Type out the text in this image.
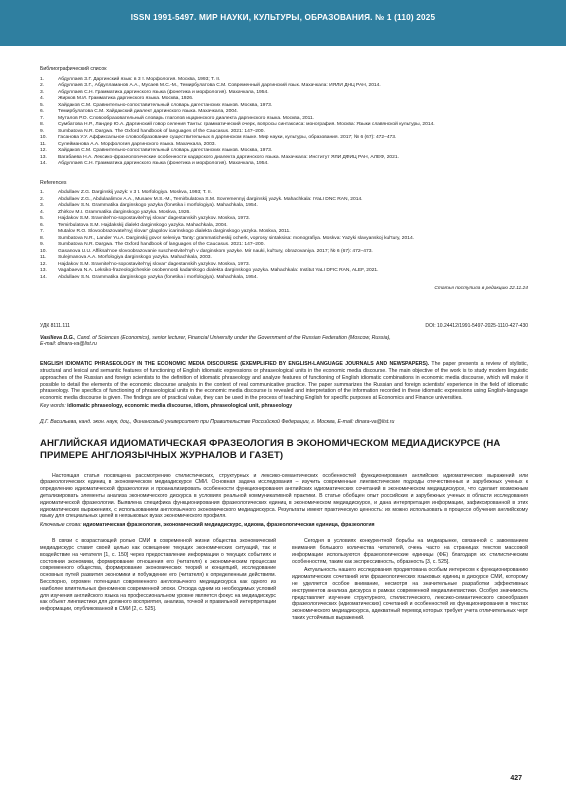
ISSN 1991-5497. МИР НАУКИ, КУЛЬТУРЫ, ОБРАЗОВАНИЯ. № 1 (110) 2025
Библиографический список
1.	Абдуллаев З.Г. Даргинский язык: в 3 т. Морфология. Москва, 1993; Т. II.
2.	Абдуллаев З.Г., Абдулламанов А.А., Мусаев М.С.-М., Темирбулатова С.М. Современный даргинский язык. Махачкала: ИЯЛИ ДНЦ РАН, 2014.
3.	Абдуллаев С.Н. Грамматика даргинского языка (фонетика и морфология). Махачкала, 1954.
4.	Жирков М.И. Грамматика даргинского языка. Москва, 1926.
5.	Хайдаков С.М. Сравнительно-сопоставительный словарь дагестанских языков. Москва, 1973.
6.	Темирбулатова С.М. Хайдакский диалект даргинского языка. Махачкала, 2004.
7.	Муталов Р.О. Словообразовательный словарь глаголов ицаринского диалекта даргинского языка. Москва, 2011.
8.	Сумбатова Н.Р., Ландер Ю.А. Даргинский говор селения Танты: грамматический очерк, вопросы синтаксиса: монография. Москва: Языки славянской культуры, 2014.
9.	Sumbatova N.R. Dargwa. The Oxford handbook of languages of the Caucasus. 2021: 147–200.
10.	Гасанова У.У. Аффиксальное словообразование существительных в даргинском языке. Мир науки, культуры, образования. 2017; № 6 (67): 472–473.
11.	Сулейманова А.А. Морфология даргинского языка. Махачкала, 2003.
12.	Хайдаков С.М. Сравнительно-сопоставительный словарь дагестанских языков. Москва, 1973.
13.	Вагабаева Н.А. Лексико-фразеологические особенности кадарского диалекта даргинского языка. Махачкала: Институт ЯЛИ ДФИЦ РАН, АЛЕФ, 2021.
14.	Абдуллаев С.Н. Грамматика даргинского языка (фонетика и морфология). Махачкала, 1954.
References
1.	Abdullaev Z.G. Darginskij yazyk: v 3 t. Morfologiya. Moskva, 1993; T. II.
2.	Abdullaev Z.G., Abdulaalimov A.A., Musaev M.S.-M., Temirbulatova S.M. Sovremennyj darginskij yazyk. Mahachkala: IYaLI DNC RAN, 2014.
3.	Abdullaev S.N. Grammatika darginskogo yazyka (fonetika i morfologiya). Mahachkala, 1954.
4.	Zhirkov M.I. Grammatika darginskogo yazyka. Moskva, 1926.
5.	Hajdakov S.M. Sravnitel'no-sopostavitel'nyj slovar' dagestanskih yazykov. Moskva, 1973.
6.	Temirbulatova S.M. Hajdakskij dialekt darginskogo yazyka. Mahachkala, 2004.
7.	Mutalov R.O. Slovoobrazovatel'nyj slovar' glagolov icarinskogo dialekta darginskogo yazyka. Moskva, 2011.
8.	Sumbatova N.R., Lander Yu.A. Darginskij govor seleniya Tanty: grammaticheskij ocherk, voprosy sintaksisa: monografiya. Moskva: Yazyki slavyanskoj kul'tury, 2014.
9.	Sumbatova N.R. Dargwa. The Oxford handbook of languages of the Caucasus. 2021: 147–200.
10.	Gasanova U.U. Affiksal'noe slovoobrazovanie suschestvitel'nyh v darginskom yazyke. Mir nauki, kul'tury, obrazovaniya. 2017; № 6 (67): 472–473.
11.	Sulejmanova A.A. Morfologiya darginskogo yazyka. Mahachkala, 2003.
12.	Hajdakov S.M. Sravnitel'no-sopostavitel'nyj slovar' dagestanskih yazykov. Moskva, 1973.
13.	Vagabaeva N.A. Leksiko-frazeologicheskie osobennosti kadarskogo dialekta darginskogo yazyka. Mahachkala: Institut YaLI DFIC RAN, ALEF, 2021.
14.	Abdullaev S.N. Grammatika darginskogo yazyka (fonetika i morfologiya). Mahachkala, 1954.
Статья поступила в редакцию 22.11.24
УДК 8111.111	DOI: 10.24412/1991-5497-2025-1110-427-430
Vasilieva D.G., Cand. of Sciences (Economics), senior lecturer, Financial University under the Government of the Russian Federation (Moscow, Russia),
E-mail: dinara-va@list.ru
ENGLISH IDIOMATIC PHRASEOLOGY IN THE ECONOMIC MEDIA DISCOURSE (EXEMPLIFIED BY ENGLISH-LANGUAGE JOURNALS AND NEWSPAPERS). The paper presents a review of stylistic, structural and lexical and semantic features of functioning of English idiomatic expressions or phraseological units in the economic media discourse. The main objective of the work is to study modern linguistic approaches of the Russian and foreign scientists to the definition of idiomatic phraseology and analyze features of functioning of English idiomatic combinations in economic media discourse, which will make it possible to detail the elements of the economic discourse analysis in the context of real communicative practice. The paper summarizes the Russian and foreign scientists' experience in the field of idiomatic phraseology. The specifics of functioning of phraseological units in the economic media discourse is revealed and interpretation of the information recorded in these idiomatic expressions using English-language economic media discourse is given. The findings are of practical value, they can be used in the process of teaching English for specific purposes at Economics and Finance universities.
Key words: idiomatic phraseology, economic media discourse, idiom, phraseological unit, phraseology
Д.Г. Васильева, канд. экон. наук, доц., Финансовый университет при Правительстве Российской Федерации, г. Москва, E-mail: dinara-va@list.ru
АНГЛИЙСКАЯ ИДИОМАТИЧЕСКАЯ ФРАЗЕОЛОГИЯ В ЭКОНОМИЧЕСКОМ МЕДИАДИСКУРСЕ (НА ПРИМЕРЕ АНГЛОЯЗЫЧНЫХ ЖУРНАЛОВ И ГАЗЕТ)
Настоящая статья посвящена рассмотрению стилистических, структурных и лексико-семантических особенностей функционирования английских идиоматических выражений или фразеологических единиц в экономическом медиадискурсе СМИ. Основная задача исследования – изучить современные лингвистические подходы отечественных и зарубежных ученых к определению идиоматической фразеологии и проанализировать особенности функционирования английских идиоматических сочетаний в экономическом медиадискурсе, что сделает возможным детализировать элементы анализа экономического дискурса в условиях реальной коммуникативной практики. В статье обобщен опыт российских и зарубежных ученых в области исследования идиоматической фразеологии. Выявлена специфика функционирования фразеологических единиц в экономическом медиадискурсе, и дана интерпретация информации, зафиксированной в этих идиоматических выражениях, с использованием англоязычного экономического медиадискурса. Результаты имеют практическую ценность: их можно использовать в процессе обучения английскому языку для специальных целей в неязыковых вузах экономического профиля.
Ключевые слова: идиоматическая фразеология, экономический медиадискурс, идиома, фразеологическая единица, фразеология

В связи с возрастающей ролью СМИ в современной жизни общества экономический медиадискурс ставит своей целью как освещение текущих экономических ситуаций, так и воздействие на читателя [1, с. 150] через предоставление информации о текущих событиях и состоянии экономики, формирование отношения его (читателя) к экономическим процессам современного общества, формирование экономических теорий и концепций, исследование основных путей развития экономики и побуждение его (читателя) к определенным действиям. Бесспорно, огромен потенциал современного англоязычного медиадискурса как одного из наиболее влиятельных феноменов современной эпохи. Отсюда одним из необходимых условий для изучения английского языка на профессиональном уровне является фокус на медиадискурс как объект лингвистики для должного восприятия, анализа, точной и правильной интерпретации информации, опубликованной в СМИ [2, с. 525].

Сегодня в условиях конкурентной борьбы на медиарынке, связанной с завоеванием внимания большого количества читателей, очень часто на страницах текстов массовой информации используются фразеологические единицы (ФЕ) благодаря их стилистическим особенностям, таким как экспрессивность, образность [3, с. 525].

Актуальность нашего исследования продиктована особым интересом к функционированию идиоматических сочетаний или фразеологических языковых единиц в дискурсе СМИ, которому не уделяется особое внимание, несмотря на значительные разработки эффективных инструментов анализа дискурса в рамках современной медиалингвистики. Особую значимость представляет изучение структурного, стилистического, лексико-семантического своеобразия фразеологических (идиоматических) сочетаний и особенностей их функционирования в текстах экономического медиадискурса, адекватный перевод которых требует учета отличительных черт таких устойчивых выражений.

427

TASK DIRECTIONS
Tally up the lines of the listing containing the word "Temirbulatova". Give only the total.

SOLUTION TO THIS EXERCISE
2